*Request*. Print the entire listing. Each line must match the original exactly.

+++ Records provided +++

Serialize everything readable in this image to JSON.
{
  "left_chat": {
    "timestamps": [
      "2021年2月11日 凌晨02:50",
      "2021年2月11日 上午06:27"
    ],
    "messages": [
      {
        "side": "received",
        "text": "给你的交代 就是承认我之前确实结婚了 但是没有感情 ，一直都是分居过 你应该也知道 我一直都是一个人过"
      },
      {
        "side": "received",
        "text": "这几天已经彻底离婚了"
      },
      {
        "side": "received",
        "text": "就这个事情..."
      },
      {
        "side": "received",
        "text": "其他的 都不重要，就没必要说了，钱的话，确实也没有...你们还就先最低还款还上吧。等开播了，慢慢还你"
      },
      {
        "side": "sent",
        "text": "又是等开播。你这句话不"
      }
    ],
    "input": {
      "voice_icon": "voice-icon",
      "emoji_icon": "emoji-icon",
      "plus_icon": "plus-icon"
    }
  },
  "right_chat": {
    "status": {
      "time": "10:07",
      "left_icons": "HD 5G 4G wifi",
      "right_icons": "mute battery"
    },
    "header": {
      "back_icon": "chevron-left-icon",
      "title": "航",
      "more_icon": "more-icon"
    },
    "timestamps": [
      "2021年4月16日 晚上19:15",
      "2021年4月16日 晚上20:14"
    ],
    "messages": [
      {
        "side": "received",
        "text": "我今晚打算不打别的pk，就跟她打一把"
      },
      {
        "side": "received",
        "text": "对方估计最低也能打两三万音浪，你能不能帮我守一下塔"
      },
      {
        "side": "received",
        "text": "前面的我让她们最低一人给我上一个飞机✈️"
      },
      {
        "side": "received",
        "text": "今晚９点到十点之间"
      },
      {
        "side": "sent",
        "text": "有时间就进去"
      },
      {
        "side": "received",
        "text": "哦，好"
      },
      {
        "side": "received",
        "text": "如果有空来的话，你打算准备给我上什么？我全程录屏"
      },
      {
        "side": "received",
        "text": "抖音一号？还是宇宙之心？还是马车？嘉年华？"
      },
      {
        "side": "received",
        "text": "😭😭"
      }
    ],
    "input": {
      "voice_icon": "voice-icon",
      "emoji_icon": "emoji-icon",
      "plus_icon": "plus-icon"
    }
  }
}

+++

*Problem solution*.
Serialize everything readable in this image to JSON.
{
  "left_chat": {
    "timestamps": [
      "2021年2月11日 凌晨02:50",
      "2021年2月11日 上午06:27"
    ],
    "messages": [
      {
        "side": "received",
        "text": "给你的交代 就是承认我之前确实结婚了 但是没有感情 ，一直都是分居过 你应该也知道 我一直都是一个人过"
      },
      {
        "side": "received",
        "text": "这几天已经彻底离婚了"
      },
      {
        "side": "received",
        "text": "就这个事情..."
      },
      {
        "side": "received",
        "text": "其他的 都不重要，就没必要说了，钱的话，确实也没有...你们还就先最低还款还上吧。等开播了，慢慢还你"
      },
      {
        "side": "sent",
        "text": "又是等开播。你这句话不"
      }
    ],
    "input": {
      "voice_icon": "voice-icon",
      "emoji_icon": "emoji-icon",
      "plus_icon": "plus-icon"
    }
  },
  "right_chat": {
    "status": {
      "time": "10:07",
      "left_icons": "HD 5G 4G wifi",
      "right_icons": "mute battery"
    },
    "header": {
      "back_icon": "chevron-left-icon",
      "title": "航",
      "more_icon": "more-icon"
    },
    "timestamps": [
      "2021年4月16日 晚上19:15",
      "2021年4月16日 晚上20:14"
    ],
    "messages": [
      {
        "side": "received",
        "text": "我今晚打算不打别的pk，就跟她打一把"
      },
      {
        "side": "received",
        "text": "对方估计最低也能打两三万音浪，你能不能帮我守一下塔"
      },
      {
        "side": "received",
        "text": "前面的我让她们最低一人给我上一个飞机✈️"
      },
      {
        "side": "received",
        "text": "今晚９点到十点之间"
      },
      {
        "side": "sent",
        "text": "有时间就进去"
      },
      {
        "side": "received",
        "text": "哦，好"
      },
      {
        "side": "received",
        "text": "如果有空来的话，你打算准备给我上什么？我全程录屏"
      },
      {
        "side": "received",
        "text": "抖音一号？还是宇宙之心？还是马车？嘉年华？"
      },
      {
        "side": "received",
        "text": "😭😭"
      }
    ],
    "input": {
      "voice_icon": "voice-icon",
      "emoji_icon": "emoji-icon",
      "plus_icon": "plus-icon"
    }
  }
}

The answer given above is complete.